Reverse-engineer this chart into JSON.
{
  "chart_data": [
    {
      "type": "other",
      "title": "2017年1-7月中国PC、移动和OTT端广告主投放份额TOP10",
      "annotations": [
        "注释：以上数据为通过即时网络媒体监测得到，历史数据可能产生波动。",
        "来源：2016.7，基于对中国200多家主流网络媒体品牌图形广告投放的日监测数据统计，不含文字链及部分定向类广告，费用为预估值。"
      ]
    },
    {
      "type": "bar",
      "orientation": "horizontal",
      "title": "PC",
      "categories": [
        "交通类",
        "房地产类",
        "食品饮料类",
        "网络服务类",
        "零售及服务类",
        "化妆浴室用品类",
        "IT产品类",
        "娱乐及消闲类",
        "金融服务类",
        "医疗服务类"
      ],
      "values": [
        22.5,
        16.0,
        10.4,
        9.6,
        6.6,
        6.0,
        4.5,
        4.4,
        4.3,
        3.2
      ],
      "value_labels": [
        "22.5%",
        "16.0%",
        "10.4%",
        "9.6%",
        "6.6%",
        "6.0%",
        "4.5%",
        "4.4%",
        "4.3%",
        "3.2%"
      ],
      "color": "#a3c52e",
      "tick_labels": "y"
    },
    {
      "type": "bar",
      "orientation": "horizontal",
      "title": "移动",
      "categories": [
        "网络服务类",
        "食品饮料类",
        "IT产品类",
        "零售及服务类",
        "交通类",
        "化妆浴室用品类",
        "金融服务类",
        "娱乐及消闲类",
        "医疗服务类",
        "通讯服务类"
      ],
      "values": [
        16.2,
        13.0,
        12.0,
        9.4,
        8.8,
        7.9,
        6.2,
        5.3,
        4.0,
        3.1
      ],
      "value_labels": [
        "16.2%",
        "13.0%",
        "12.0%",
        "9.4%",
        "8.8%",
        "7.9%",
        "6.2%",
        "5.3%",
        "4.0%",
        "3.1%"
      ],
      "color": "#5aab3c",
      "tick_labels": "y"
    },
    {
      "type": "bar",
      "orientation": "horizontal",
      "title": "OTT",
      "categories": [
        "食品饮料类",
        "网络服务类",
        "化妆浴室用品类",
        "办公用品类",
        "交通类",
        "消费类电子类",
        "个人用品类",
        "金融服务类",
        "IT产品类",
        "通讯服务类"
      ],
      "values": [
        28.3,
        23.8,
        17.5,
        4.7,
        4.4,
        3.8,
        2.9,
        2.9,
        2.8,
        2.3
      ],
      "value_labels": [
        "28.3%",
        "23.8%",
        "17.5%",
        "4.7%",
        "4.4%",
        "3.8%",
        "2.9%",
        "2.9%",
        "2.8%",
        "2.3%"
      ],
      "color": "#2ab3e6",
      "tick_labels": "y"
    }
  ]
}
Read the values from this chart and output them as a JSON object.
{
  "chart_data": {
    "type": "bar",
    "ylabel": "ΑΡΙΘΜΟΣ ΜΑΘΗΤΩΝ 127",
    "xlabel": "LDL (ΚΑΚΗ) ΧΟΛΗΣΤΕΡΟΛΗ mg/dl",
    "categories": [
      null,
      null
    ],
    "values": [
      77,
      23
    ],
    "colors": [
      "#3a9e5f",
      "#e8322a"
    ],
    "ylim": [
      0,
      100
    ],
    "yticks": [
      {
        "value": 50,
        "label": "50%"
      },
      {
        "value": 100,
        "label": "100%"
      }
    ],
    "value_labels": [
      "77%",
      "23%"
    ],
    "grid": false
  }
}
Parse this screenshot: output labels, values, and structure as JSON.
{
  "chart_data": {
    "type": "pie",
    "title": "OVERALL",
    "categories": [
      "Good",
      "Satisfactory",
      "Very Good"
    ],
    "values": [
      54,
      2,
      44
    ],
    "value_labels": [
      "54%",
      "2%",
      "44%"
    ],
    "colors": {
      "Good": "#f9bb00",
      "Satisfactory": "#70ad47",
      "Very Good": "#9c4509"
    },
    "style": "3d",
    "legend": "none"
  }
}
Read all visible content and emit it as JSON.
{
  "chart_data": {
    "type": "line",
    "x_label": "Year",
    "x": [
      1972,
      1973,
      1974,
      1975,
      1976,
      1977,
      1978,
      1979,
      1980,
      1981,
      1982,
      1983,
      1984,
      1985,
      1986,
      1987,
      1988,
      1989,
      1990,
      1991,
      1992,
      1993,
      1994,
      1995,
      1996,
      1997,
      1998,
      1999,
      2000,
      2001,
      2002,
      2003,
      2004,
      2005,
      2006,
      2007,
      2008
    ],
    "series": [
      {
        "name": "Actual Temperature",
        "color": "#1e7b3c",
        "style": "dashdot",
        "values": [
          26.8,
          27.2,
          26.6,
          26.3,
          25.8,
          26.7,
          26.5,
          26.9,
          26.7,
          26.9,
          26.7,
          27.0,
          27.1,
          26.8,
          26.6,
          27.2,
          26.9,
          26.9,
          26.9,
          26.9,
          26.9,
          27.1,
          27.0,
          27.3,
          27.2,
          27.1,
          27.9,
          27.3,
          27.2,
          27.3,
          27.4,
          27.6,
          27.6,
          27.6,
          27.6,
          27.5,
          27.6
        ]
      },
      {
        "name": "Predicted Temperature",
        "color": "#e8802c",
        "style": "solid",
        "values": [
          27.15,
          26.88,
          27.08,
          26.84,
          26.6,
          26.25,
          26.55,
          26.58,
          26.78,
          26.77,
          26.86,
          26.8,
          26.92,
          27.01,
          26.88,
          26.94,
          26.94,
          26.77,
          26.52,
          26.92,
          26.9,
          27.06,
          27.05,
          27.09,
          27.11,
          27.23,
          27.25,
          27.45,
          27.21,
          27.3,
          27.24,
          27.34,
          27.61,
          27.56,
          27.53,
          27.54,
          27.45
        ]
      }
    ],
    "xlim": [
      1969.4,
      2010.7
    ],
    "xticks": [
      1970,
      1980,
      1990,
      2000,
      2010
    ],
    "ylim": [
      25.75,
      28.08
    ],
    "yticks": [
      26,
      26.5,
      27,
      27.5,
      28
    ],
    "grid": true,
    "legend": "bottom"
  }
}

====

- Requirements:
Extract the complete data, matching each line exactly.

- Solution:
Reverse-engineer this chart into JSON.
{
  "chart_data": [
    {
      "type": "other",
      "title": "2017年1-7月中国PC、移动和OTT端广告主投放份额TOP10",
      "annotations": [
        "注释：以上数据为通过即时网络媒体监测得到，历史数据可能产生波动。",
        "来源：2016.7，基于对中国200多家主流网络媒体品牌图形广告投放的日监测数据统计，不含文字链及部分定向类广告，费用为预估值。"
      ]
    },
    {
      "type": "bar",
      "orientation": "horizontal",
      "title": "PC",
      "categories": [
        "交通类",
        "房地产类",
        "食品饮料类",
        "网络服务类",
        "零售及服务类",
        "化妆浴室用品类",
        "IT产品类",
        "娱乐及消闲类",
        "金融服务类",
        "医疗服务类"
      ],
      "values": [
        22.5,
        16.0,
        10.4,
        9.6,
        6.6,
        6.0,
        4.5,
        4.4,
        4.3,
        3.2
      ],
      "value_labels": [
        "22.5%",
        "16.0%",
        "10.4%",
        "9.6%",
        "6.6%",
        "6.0%",
        "4.5%",
        "4.4%",
        "4.3%",
        "3.2%"
      ],
      "color": "#a3c52e",
      "tick_labels": "y"
    },
    {
      "type": "bar",
      "orientation": "horizontal",
      "title": "移动",
      "categories": [
        "网络服务类",
        "食品饮料类",
        "IT产品类",
        "零售及服务类",
        "交通类",
        "化妆浴室用品类",
        "金融服务类",
        "娱乐及消闲类",
        "医疗服务类",
        "通讯服务类"
      ],
      "values": [
        16.2,
        13.0,
        12.0,
        9.4,
        8.8,
        7.9,
        6.2,
        5.3,
        4.0,
        3.1
      ],
      "value_labels": [
        "16.2%",
        "13.0%",
        "12.0%",
        "9.4%",
        "8.8%",
        "7.9%",
        "6.2%",
        "5.3%",
        "4.0%",
        "3.1%"
      ],
      "color": "#5aab3c",
      "tick_labels": "y"
    },
    {
      "type": "bar",
      "orientation": "horizontal",
      "title": "OTT",
      "categories": [
        "食品饮料类",
        "网络服务类",
        "化妆浴室用品类",
        "办公用品类",
        "交通类",
        "消费类电子类",
        "个人用品类",
        "金融服务类",
        "IT产品类",
        "通讯服务类"
      ],
      "values": [
        28.3,
        23.8,
        17.5,
        4.7,
        4.4,
        3.8,
        2.9,
        2.9,
        2.8,
        2.3
      ],
      "value_labels": [
        "28.3%",
        "23.8%",
        "17.5%",
        "4.7%",
        "4.4%",
        "3.8%",
        "2.9%",
        "2.9%",
        "2.8%",
        "2.3%"
      ],
      "color": "#2ab3e6",
      "tick_labels": "y"
    }
  ]
}
Read the values from this chart and output them as a JSON object.
{
  "chart_data": {
    "type": "bar",
    "ylabel": "ΑΡΙΘΜΟΣ ΜΑΘΗΤΩΝ 127",
    "xlabel": "LDL (ΚΑΚΗ) ΧΟΛΗΣΤΕΡΟΛΗ mg/dl",
    "categories": [
      null,
      null
    ],
    "values": [
      77,
      23
    ],
    "colors": [
      "#3a9e5f",
      "#e8322a"
    ],
    "ylim": [
      0,
      100
    ],
    "yticks": [
      {
        "value": 50,
        "label": "50%"
      },
      {
        "value": 100,
        "label": "100%"
      }
    ],
    "value_labels": [
      "77%",
      "23%"
    ],
    "grid": false
  }
}
Parse this screenshot: output labels, values, and structure as JSON.
{
  "chart_data": {
    "type": "pie",
    "title": "OVERALL",
    "categories": [
      "Good",
      "Satisfactory",
      "Very Good"
    ],
    "values": [
      54,
      2,
      44
    ],
    "value_labels": [
      "54%",
      "2%",
      "44%"
    ],
    "colors": {
      "Good": "#f9bb00",
      "Satisfactory": "#70ad47",
      "Very Good": "#9c4509"
    },
    "style": "3d",
    "legend": "none"
  }
}
Read all visible content and emit it as JSON.
{
  "chart_data": {
    "type": "line",
    "x_label": "Year",
    "x": [
      1972,
      1973,
      1974,
      1975,
      1976,
      1977,
      1978,
      1979,
      1980,
      1981,
      1982,
      1983,
      1984,
      1985,
      1986,
      1987,
      1988,
      1989,
      1990,
      1991,
      1992,
      1993,
      1994,
      1995,
      1996,
      1997,
      1998,
      1999,
      2000,
      2001,
      2002,
      2003,
      2004,
      2005,
      2006,
      2007,
      2008
    ],
    "series": [
      {
        "name": "Actual Temperature",
        "color": "#1e7b3c",
        "style": "dashdot",
        "values": [
          26.8,
          27.2,
          26.6,
          26.3,
          25.8,
          26.7,
          26.5,
          26.9,
          26.7,
          26.9,
          26.7,
          27.0,
          27.1,
          26.8,
          26.6,
          27.2,
          26.9,
          26.9,
          26.9,
          26.9,
          26.9,
          27.1,
          27.0,
          27.3,
          27.2,
          27.1,
          27.9,
          27.3,
          27.2,
          27.3,
          27.4,
          27.6,
          27.6,
          27.6,
          27.6,
          27.5,
          27.6
        ]
      },
      {
        "name": "Predicted Temperature",
        "color": "#e8802c",
        "style": "solid",
        "values": [
          27.15,
          26.88,
          27.08,
          26.84,
          26.6,
          26.25,
          26.55,
          26.58,
          26.78,
          26.77,
          26.86,
          26.8,
          26.92,
          27.01,
          26.88,
          26.94,
          26.94,
          26.77,
          26.52,
          26.92,
          26.9,
          27.06,
          27.05,
          27.09,
          27.11,
          27.23,
          27.25,
          27.45,
          27.21,
          27.3,
          27.24,
          27.34,
          27.61,
          27.56,
          27.53,
          27.54,
          27.45
        ]
      }
    ],
    "xlim": [
      1969.4,
      2010.7
    ],
    "xticks": [
      1970,
      1980,
      1990,
      2000,
      2010
    ],
    "ylim": [
      25.75,
      28.08
    ],
    "yticks": [
      26,
      26.5,
      27,
      27.5,
      28
    ],
    "grid": true,
    "legend": "bottom"
  }
}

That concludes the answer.